#### RECORD EXTRACTS
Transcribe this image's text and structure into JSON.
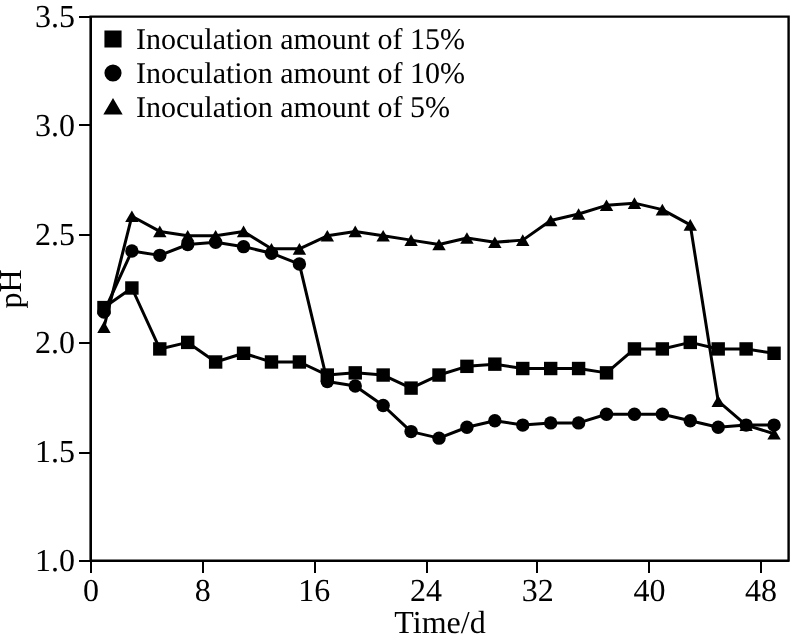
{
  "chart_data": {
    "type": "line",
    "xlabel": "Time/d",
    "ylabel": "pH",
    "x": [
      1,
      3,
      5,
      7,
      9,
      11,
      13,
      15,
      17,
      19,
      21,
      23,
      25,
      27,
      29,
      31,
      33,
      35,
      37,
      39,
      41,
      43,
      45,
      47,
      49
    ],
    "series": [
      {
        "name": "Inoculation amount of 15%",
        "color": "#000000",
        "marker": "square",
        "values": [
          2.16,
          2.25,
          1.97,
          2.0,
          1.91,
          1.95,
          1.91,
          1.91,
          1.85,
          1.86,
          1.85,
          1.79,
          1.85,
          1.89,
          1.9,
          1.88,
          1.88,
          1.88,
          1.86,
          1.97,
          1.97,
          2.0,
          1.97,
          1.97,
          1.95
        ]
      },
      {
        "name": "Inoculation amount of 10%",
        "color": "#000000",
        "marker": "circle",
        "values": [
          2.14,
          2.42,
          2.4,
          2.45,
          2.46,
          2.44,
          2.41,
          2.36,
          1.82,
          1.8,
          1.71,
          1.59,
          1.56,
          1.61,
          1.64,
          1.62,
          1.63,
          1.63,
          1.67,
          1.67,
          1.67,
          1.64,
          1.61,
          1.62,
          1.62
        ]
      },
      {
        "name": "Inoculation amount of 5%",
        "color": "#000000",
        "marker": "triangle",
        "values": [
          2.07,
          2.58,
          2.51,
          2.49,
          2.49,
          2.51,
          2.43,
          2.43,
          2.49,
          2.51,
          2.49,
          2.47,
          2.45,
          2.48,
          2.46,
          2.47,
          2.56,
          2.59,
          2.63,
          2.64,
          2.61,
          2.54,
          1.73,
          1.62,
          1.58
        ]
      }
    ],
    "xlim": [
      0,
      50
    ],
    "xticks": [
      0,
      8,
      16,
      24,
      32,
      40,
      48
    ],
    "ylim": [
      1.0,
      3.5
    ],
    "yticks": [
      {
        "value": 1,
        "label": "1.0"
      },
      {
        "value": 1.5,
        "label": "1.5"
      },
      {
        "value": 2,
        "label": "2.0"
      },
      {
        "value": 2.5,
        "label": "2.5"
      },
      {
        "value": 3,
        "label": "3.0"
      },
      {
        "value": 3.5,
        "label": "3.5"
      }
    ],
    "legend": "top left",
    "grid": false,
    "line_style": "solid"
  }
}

#### WHAT THE TASK REQUIRES
Pictures don't belong in the copy. Transcribe every record exactly as it appears.

#### TASK RESULT
Transcribe this image's text and structure into JSON.
{
  "chart_data": {
    "type": "line",
    "xlabel": "Time/d",
    "ylabel": "pH",
    "x": [
      1,
      3,
      5,
      7,
      9,
      11,
      13,
      15,
      17,
      19,
      21,
      23,
      25,
      27,
      29,
      31,
      33,
      35,
      37,
      39,
      41,
      43,
      45,
      47,
      49
    ],
    "series": [
      {
        "name": "Inoculation amount of 15%",
        "color": "#000000",
        "marker": "square",
        "values": [
          2.16,
          2.25,
          1.97,
          2.0,
          1.91,
          1.95,
          1.91,
          1.91,
          1.85,
          1.86,
          1.85,
          1.79,
          1.85,
          1.89,
          1.9,
          1.88,
          1.88,
          1.88,
          1.86,
          1.97,
          1.97,
          2.0,
          1.97,
          1.97,
          1.95
        ]
      },
      {
        "name": "Inoculation amount of 10%",
        "color": "#000000",
        "marker": "circle",
        "values": [
          2.14,
          2.42,
          2.4,
          2.45,
          2.46,
          2.44,
          2.41,
          2.36,
          1.82,
          1.8,
          1.71,
          1.59,
          1.56,
          1.61,
          1.64,
          1.62,
          1.63,
          1.63,
          1.67,
          1.67,
          1.67,
          1.64,
          1.61,
          1.62,
          1.62
        ]
      },
      {
        "name": "Inoculation amount of 5%",
        "color": "#000000",
        "marker": "triangle",
        "values": [
          2.07,
          2.58,
          2.51,
          2.49,
          2.49,
          2.51,
          2.43,
          2.43,
          2.49,
          2.51,
          2.49,
          2.47,
          2.45,
          2.48,
          2.46,
          2.47,
          2.56,
          2.59,
          2.63,
          2.64,
          2.61,
          2.54,
          1.73,
          1.62,
          1.58
        ]
      }
    ],
    "xlim": [
      0,
      50
    ],
    "xticks": [
      0,
      8,
      16,
      24,
      32,
      40,
      48
    ],
    "ylim": [
      1.0,
      3.5
    ],
    "yticks": [
      {
        "value": 1,
        "label": "1.0"
      },
      {
        "value": 1.5,
        "label": "1.5"
      },
      {
        "value": 2,
        "label": "2.0"
      },
      {
        "value": 2.5,
        "label": "2.5"
      },
      {
        "value": 3,
        "label": "3.0"
      },
      {
        "value": 3.5,
        "label": "3.5"
      }
    ],
    "legend": "top left",
    "grid": false,
    "line_style": "solid"
  }
}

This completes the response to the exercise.